__Task instructions__
An exact reproduction of all the entries below is required.

Top of Data to process

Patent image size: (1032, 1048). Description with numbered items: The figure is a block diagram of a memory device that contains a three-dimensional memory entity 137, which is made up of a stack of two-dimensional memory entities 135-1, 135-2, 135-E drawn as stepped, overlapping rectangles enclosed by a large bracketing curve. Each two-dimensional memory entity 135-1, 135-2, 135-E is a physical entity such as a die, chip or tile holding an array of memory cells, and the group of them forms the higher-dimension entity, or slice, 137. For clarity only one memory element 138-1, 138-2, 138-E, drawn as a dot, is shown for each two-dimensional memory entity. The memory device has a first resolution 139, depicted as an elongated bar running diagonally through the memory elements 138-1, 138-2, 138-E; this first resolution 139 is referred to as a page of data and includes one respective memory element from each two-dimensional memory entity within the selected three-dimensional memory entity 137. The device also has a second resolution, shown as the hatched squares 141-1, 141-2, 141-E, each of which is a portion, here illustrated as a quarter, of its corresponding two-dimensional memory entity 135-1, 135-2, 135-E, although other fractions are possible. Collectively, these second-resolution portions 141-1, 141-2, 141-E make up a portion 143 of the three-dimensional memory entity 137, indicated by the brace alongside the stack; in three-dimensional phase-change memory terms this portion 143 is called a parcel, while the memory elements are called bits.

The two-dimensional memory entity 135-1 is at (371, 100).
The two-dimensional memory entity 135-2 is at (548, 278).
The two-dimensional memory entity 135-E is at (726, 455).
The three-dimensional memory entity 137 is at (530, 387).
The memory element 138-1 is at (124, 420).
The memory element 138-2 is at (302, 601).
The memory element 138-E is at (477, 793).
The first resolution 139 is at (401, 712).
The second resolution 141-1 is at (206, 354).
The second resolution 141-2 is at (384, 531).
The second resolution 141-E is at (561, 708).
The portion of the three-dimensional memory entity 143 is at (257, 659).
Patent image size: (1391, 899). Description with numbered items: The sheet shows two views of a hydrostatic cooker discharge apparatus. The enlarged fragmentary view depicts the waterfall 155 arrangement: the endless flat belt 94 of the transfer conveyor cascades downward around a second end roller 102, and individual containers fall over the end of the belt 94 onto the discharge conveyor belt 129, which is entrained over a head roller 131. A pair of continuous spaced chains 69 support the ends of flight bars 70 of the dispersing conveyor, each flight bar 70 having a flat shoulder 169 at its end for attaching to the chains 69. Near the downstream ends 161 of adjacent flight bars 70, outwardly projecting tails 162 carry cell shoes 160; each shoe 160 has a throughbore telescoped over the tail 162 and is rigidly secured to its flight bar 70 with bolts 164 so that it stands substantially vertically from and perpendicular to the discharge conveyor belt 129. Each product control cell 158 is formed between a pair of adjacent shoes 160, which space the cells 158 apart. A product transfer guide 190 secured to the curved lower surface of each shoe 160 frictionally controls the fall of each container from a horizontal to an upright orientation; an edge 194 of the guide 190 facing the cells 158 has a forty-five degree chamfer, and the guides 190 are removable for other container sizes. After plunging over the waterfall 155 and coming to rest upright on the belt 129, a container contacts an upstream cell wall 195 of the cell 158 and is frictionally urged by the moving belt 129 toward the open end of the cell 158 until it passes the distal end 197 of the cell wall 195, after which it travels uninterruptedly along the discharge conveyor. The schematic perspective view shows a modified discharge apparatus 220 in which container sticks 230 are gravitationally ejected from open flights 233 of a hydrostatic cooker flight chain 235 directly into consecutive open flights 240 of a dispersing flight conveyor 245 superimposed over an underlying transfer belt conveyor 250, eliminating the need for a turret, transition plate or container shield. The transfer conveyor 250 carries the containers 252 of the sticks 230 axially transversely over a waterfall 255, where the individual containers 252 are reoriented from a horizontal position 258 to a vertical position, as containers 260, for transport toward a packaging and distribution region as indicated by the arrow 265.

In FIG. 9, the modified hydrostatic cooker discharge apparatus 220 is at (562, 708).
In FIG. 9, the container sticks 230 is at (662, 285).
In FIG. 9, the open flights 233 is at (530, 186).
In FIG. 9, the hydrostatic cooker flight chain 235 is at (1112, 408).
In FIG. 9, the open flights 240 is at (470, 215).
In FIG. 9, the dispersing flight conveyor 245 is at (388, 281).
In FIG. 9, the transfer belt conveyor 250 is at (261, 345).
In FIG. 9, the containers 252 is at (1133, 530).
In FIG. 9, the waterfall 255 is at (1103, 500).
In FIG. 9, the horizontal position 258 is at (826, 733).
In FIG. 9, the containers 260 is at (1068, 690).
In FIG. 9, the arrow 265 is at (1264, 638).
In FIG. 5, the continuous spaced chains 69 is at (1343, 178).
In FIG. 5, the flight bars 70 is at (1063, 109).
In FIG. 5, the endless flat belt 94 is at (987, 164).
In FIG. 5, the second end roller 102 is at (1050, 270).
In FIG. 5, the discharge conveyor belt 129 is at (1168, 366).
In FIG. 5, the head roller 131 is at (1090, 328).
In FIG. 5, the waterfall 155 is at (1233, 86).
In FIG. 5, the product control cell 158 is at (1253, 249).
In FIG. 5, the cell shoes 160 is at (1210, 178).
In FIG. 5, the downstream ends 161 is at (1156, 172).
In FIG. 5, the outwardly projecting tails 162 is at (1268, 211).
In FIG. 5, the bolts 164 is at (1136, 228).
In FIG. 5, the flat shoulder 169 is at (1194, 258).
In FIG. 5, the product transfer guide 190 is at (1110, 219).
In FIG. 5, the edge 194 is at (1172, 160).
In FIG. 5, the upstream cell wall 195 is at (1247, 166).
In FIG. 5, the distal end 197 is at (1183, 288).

Bottom of Data to process

__Result of this task__
Patent image size: (1032, 1048). Description with numbered items: The figure is a block diagram of a memory device that contains a three-dimensional memory entity 137, which is made up of a stack of two-dimensional memory entities 135-1, 135-2, 135-E drawn as stepped, overlapping rectangles enclosed by a large bracketing curve. Each two-dimensional memory entity 135-1, 135-2, 135-E is a physical entity such as a die, chip or tile holding an array of memory cells, and the group of them forms the higher-dimension entity, or slice, 137. For clarity only one memory element 138-1, 138-2, 138-E, drawn as a dot, is shown for each two-dimensional memory entity. The memory device has a first resolution 139, depicted as an elongated bar running diagonally through the memory elements 138-1, 138-2, 138-E; this first resolution 139 is referred to as a page of data and includes one respective memory element from each two-dimensional memory entity within the selected three-dimensional memory entity 137. The device also has a second resolution, shown as the hatched squares 141-1, 141-2, 141-E, each of which is a portion, here illustrated as a quarter, of its corresponding two-dimensional memory entity 135-1, 135-2, 135-E, although other fractions are possible. Collectively, these second-resolution portions 141-1, 141-2, 141-E make up a portion 143 of the three-dimensional memory entity 137, indicated by the brace alongside the stack; in three-dimensional phase-change memory terms this portion 143 is called a parcel, while the memory elements are called bits.

The two-dimensional memory entity 135-1 is at (371, 100).
The two-dimensional memory entity 135-2 is at (548, 278).
The two-dimensional memory entity 135-E is at (726, 455).
The three-dimensional memory entity 137 is at (530, 387).
The memory element 138-1 is at (124, 420).
The memory element 138-2 is at (302, 601).
The memory element 138-E is at (477, 793).
The first resolution 139 is at (401, 712).
The second resolution 141-1 is at (206, 354).
The second resolution 141-2 is at (384, 531).
The second resolution 141-E is at (561, 708).
The portion of the three-dimensional memory entity 143 is at (257, 659).
Patent image size: (1391, 899). Description with numbered items: The sheet shows two views of a hydrostatic cooker discharge apparatus. The enlarged fragmentary view depicts the waterfall 155 arrangement: the endless flat belt 94 of the transfer conveyor cascades downward around a second end roller 102, and individual containers fall over the end of the belt 94 onto the discharge conveyor belt 129, which is entrained over a head roller 131. A pair of continuous spaced chains 69 support the ends of flight bars 70 of the dispersing conveyor, each flight bar 70 having a flat shoulder 169 at its end for attaching to the chains 69. Near the downstream ends 161 of adjacent flight bars 70, outwardly projecting tails 162 carry cell shoes 160; each shoe 160 has a throughbore telescoped over the tail 162 and is rigidly secured to its flight bar 70 with bolts 164 so that it stands substantially vertically from and perpendicular to the discharge conveyor belt 129. Each product control cell 158 is formed between a pair of adjacent shoes 160, which space the cells 158 apart. A product transfer guide 190 secured to the curved lower surface of each shoe 160 frictionally controls the fall of each container from a horizontal to an upright orientation; an edge 194 of the guide 190 facing the cells 158 has a forty-five degree chamfer, and the guides 190 are removable for other container sizes. After plunging over the waterfall 155 and coming to rest upright on the belt 129, a container contacts an upstream cell wall 195 of the cell 158 and is frictionally urged by the moving belt 129 toward the open end of the cell 158 until it passes the distal end 197 of the cell wall 195, after which it travels uninterruptedly along the discharge conveyor. The schematic perspective view shows a modified discharge apparatus 220 in which container sticks 230 are gravitationally ejected from open flights 233 of a hydrostatic cooker flight chain 235 directly into consecutive open flights 240 of a dispersing flight conveyor 245 superimposed over an underlying transfer belt conveyor 250, eliminating the need for a turret, transition plate or container shield. The transfer conveyor 250 carries the containers 252 of the sticks 230 axially transversely over a waterfall 255, where the individual containers 252 are reoriented from a horizontal position 258 to a vertical position, as containers 260, for transport toward a packaging and distribution region as indicated by the arrow 265.

In FIG. 9, the modified hydrostatic cooker discharge apparatus 220 is at (562, 708).
In FIG. 9, the container sticks 230 is at (662, 285).
In FIG. 9, the open flights 233 is at (530, 186).
In FIG. 9, the hydrostatic cooker flight chain 235 is at (1112, 408).
In FIG. 9, the open flights 240 is at (470, 215).
In FIG. 9, the dispersing flight conveyor 245 is at (388, 281).
In FIG. 9, the transfer belt conveyor 250 is at (261, 345).
In FIG. 9, the containers 252 is at (1133, 530).
In FIG. 9, the waterfall 255 is at (1103, 500).
In FIG. 9, the horizontal position 258 is at (826, 733).
In FIG. 9, the containers 260 is at (1068, 690).
In FIG. 9, the arrow 265 is at (1264, 638).
In FIG. 5, the continuous spaced chains 69 is at (1343, 178).
In FIG. 5, the flight bars 70 is at (1063, 109).
In FIG. 5, the endless flat belt 94 is at (987, 164).
In FIG. 5, the second end roller 102 is at (1050, 270).
In FIG. 5, the discharge conveyor belt 129 is at (1168, 366).
In FIG. 5, the head roller 131 is at (1090, 328).
In FIG. 5, the waterfall 155 is at (1233, 86).
In FIG. 5, the product control cell 158 is at (1253, 249).
In FIG. 5, the cell shoes 160 is at (1210, 178).
In FIG. 5, the downstream ends 161 is at (1156, 172).
In FIG. 5, the outwardly projecting tails 162 is at (1268, 211).
In FIG. 5, the bolts 164 is at (1136, 228).
In FIG. 5, the flat shoulder 169 is at (1194, 258).
In FIG. 5, the product transfer guide 190 is at (1110, 219).
In FIG. 5, the edge 194 is at (1172, 160).
In FIG. 5, the upstream cell wall 195 is at (1247, 166).
In FIG. 5, the distal end 197 is at (1183, 288).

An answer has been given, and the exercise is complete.